• Task description:
How many lines of the records contain the string "data"? Give only the number.

• Records for the exercise:

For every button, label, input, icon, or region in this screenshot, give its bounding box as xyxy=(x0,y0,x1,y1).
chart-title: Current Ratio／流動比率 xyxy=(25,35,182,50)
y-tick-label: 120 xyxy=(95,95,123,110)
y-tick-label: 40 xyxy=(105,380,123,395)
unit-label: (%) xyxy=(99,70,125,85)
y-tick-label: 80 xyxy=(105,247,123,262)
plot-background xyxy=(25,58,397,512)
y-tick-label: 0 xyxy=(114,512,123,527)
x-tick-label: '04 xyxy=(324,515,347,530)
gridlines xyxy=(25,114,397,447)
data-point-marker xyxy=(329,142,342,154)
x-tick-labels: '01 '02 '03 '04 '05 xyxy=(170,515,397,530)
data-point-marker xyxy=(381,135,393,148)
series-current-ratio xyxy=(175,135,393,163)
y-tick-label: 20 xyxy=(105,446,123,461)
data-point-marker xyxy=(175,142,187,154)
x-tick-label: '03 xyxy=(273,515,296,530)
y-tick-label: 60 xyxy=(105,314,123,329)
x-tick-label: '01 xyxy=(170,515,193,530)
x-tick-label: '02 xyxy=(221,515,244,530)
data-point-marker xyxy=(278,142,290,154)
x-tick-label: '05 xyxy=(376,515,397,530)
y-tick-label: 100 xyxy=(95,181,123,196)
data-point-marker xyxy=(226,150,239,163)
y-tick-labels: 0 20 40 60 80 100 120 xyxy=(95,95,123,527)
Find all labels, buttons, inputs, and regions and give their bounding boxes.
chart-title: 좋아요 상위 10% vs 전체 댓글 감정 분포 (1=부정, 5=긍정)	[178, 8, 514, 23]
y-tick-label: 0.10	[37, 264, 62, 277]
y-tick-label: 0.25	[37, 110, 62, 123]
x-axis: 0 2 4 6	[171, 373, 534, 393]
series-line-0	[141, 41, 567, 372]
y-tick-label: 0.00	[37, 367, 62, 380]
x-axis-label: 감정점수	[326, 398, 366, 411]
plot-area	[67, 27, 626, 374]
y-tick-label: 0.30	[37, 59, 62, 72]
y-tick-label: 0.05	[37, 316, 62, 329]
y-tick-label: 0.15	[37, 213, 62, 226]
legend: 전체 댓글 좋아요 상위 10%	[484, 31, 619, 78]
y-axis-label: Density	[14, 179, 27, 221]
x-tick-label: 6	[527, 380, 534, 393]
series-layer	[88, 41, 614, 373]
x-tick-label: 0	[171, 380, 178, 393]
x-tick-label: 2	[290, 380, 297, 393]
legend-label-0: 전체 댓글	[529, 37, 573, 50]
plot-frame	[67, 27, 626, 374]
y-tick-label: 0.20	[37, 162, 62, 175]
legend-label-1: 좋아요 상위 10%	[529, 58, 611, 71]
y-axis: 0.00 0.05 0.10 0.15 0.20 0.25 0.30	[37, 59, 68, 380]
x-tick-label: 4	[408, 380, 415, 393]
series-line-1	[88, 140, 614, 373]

• Result for this exercise:
5